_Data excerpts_
____________

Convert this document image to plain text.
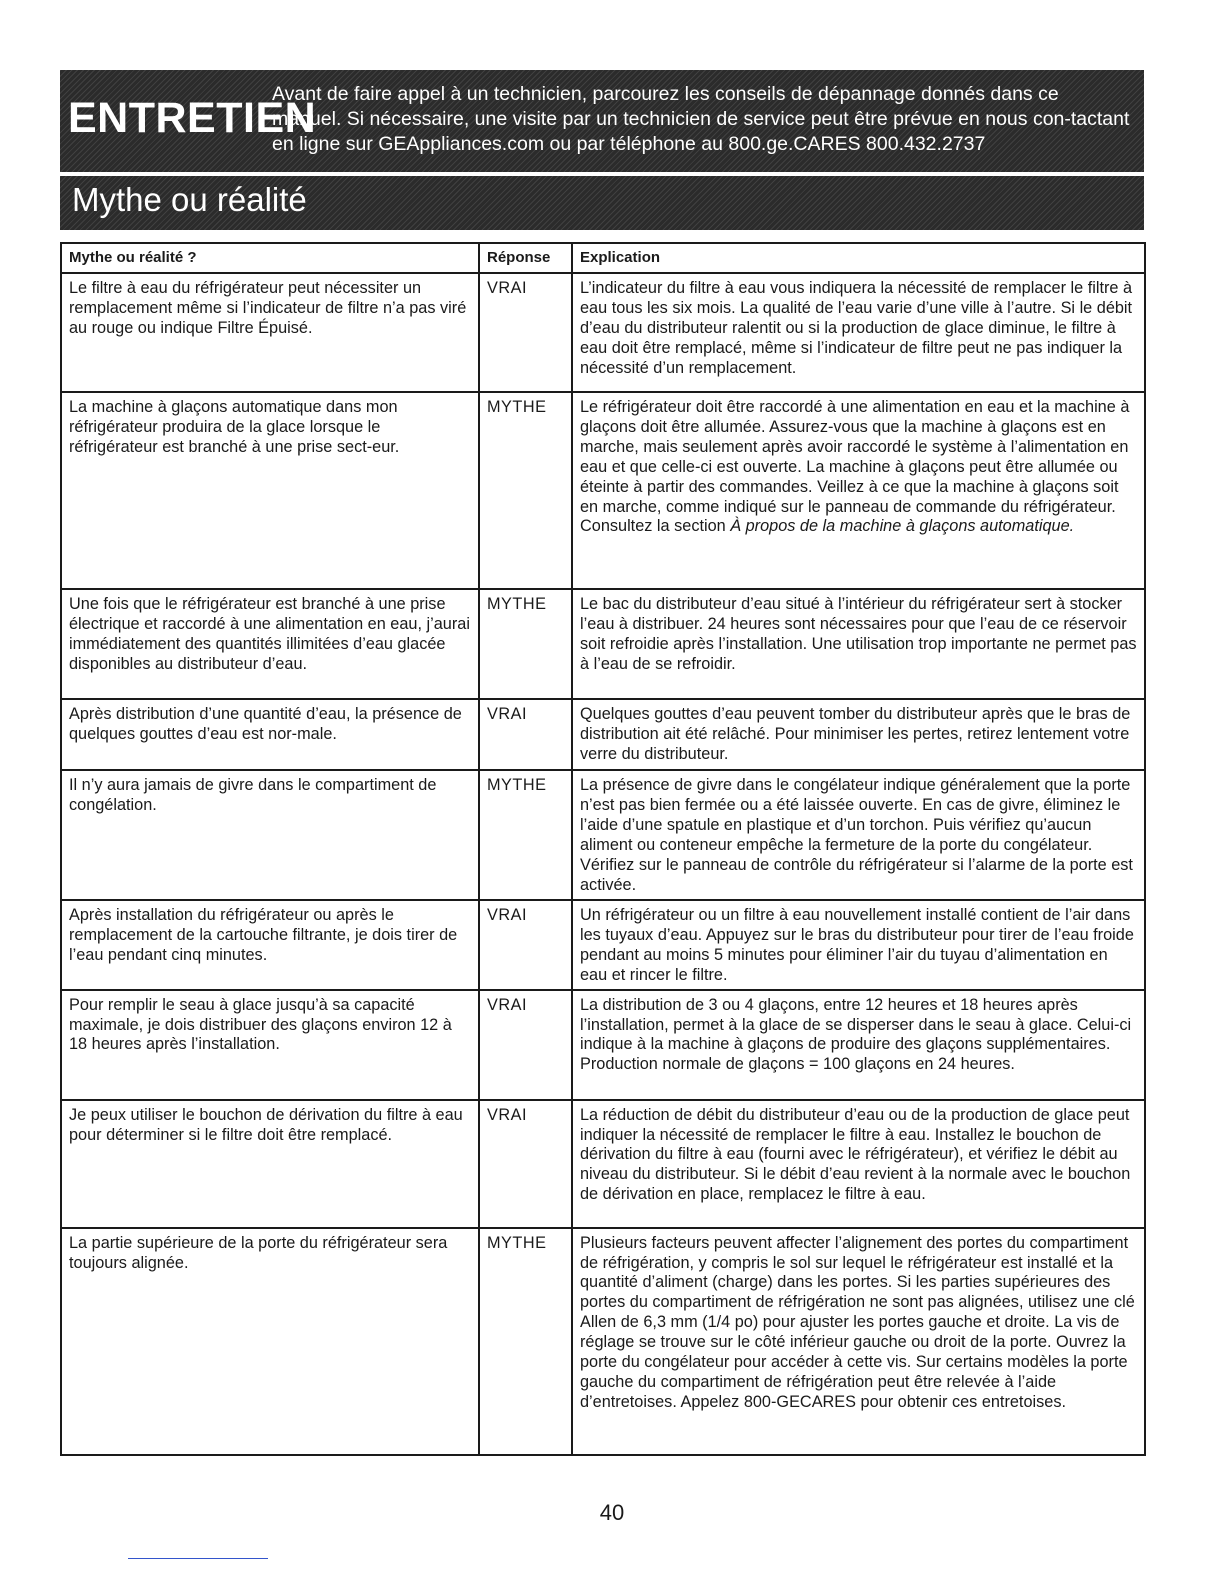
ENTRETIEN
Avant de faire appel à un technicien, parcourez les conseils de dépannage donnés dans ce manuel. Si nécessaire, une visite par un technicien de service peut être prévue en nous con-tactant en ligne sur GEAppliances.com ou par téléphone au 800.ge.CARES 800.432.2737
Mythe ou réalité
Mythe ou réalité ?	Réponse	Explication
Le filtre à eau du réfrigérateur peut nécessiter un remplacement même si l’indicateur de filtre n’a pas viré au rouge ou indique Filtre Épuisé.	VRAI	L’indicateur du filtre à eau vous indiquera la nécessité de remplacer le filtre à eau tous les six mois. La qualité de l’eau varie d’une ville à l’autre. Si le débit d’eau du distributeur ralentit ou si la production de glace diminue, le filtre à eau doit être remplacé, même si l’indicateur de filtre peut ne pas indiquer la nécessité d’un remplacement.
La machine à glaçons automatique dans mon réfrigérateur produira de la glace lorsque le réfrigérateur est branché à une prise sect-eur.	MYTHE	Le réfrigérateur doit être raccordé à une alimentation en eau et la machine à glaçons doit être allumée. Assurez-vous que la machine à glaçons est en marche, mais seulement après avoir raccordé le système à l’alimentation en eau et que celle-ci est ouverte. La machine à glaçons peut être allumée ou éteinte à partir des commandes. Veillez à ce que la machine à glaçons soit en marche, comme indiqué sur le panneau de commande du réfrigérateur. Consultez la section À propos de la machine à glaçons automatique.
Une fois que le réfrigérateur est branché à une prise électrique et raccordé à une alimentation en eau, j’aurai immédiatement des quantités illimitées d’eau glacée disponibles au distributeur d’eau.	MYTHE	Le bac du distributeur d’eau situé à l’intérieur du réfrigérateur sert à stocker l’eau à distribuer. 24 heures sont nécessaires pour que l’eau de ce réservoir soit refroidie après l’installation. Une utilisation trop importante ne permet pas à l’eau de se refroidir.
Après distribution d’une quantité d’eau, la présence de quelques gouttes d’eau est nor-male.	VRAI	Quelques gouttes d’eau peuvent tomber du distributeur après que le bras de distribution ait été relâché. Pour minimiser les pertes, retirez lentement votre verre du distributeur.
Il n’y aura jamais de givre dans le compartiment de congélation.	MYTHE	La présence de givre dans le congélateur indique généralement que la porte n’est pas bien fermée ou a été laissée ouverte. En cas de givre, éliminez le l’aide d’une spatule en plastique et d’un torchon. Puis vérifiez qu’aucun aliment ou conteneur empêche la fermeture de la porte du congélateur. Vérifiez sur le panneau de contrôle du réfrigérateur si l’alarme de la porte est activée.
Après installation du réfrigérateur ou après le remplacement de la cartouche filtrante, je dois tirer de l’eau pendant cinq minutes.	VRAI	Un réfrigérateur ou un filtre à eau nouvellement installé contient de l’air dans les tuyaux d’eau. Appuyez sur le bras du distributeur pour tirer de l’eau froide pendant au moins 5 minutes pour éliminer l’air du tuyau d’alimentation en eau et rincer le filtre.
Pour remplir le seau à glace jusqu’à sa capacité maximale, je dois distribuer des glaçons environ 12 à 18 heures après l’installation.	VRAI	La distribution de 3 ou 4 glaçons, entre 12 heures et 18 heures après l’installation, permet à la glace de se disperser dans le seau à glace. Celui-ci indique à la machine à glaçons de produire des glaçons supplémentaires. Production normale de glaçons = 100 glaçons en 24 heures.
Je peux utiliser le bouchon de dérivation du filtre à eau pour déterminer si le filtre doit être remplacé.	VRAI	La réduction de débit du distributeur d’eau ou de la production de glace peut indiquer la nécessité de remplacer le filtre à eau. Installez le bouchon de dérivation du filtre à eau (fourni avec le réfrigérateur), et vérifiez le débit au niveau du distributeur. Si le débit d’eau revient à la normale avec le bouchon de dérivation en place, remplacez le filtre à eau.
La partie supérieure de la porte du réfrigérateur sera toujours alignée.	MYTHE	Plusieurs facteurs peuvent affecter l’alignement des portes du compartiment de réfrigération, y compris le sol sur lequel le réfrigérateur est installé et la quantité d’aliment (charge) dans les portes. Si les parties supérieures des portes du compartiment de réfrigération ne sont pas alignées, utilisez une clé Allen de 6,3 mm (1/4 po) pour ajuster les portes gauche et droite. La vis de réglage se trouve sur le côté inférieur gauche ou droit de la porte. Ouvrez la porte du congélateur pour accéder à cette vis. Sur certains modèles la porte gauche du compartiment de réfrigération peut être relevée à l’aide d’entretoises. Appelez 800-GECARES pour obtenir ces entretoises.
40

____________

_TASK DETAILS_
Filter the entries above down to the lines containing the word "glaçons".

_SOLVED PROBLEM_
La machine à glaçons automatique dans mon réfrigérateur produira de la glace lorsque le réfrigérateur est branché à une prise sect-eur.	MYTHE	Le réfrigérateur doit être raccordé à une alimentation en eau et la machine à glaçons doit être allumée. Assurez-vous que la machine à glaçons est en marche, mais seulement après avoir raccordé le système à l’alimentation en eau et que celle-ci est ouverte. La machine à glaçons peut être allumée ou éteinte à partir des commandes. Veillez à ce que la machine à glaçons soit en marche, comme indiqué sur le panneau de commande du réfrigérateur. Consultez la section À propos de la machine à glaçons automatique.
Pour remplir le seau à glace jusqu’à sa capacité maximale, je dois distribuer des glaçons environ 12 à 18 heures après l’installation.	VRAI	La distribution de 3 ou 4 glaçons, entre 12 heures et 18 heures après l’installation, permet à la glace de se disperser dans le seau à glace. Celui-ci indique à la machine à glaçons de produire des glaçons supplémentaires. Production normale de glaçons = 100 glaçons en 24 heures.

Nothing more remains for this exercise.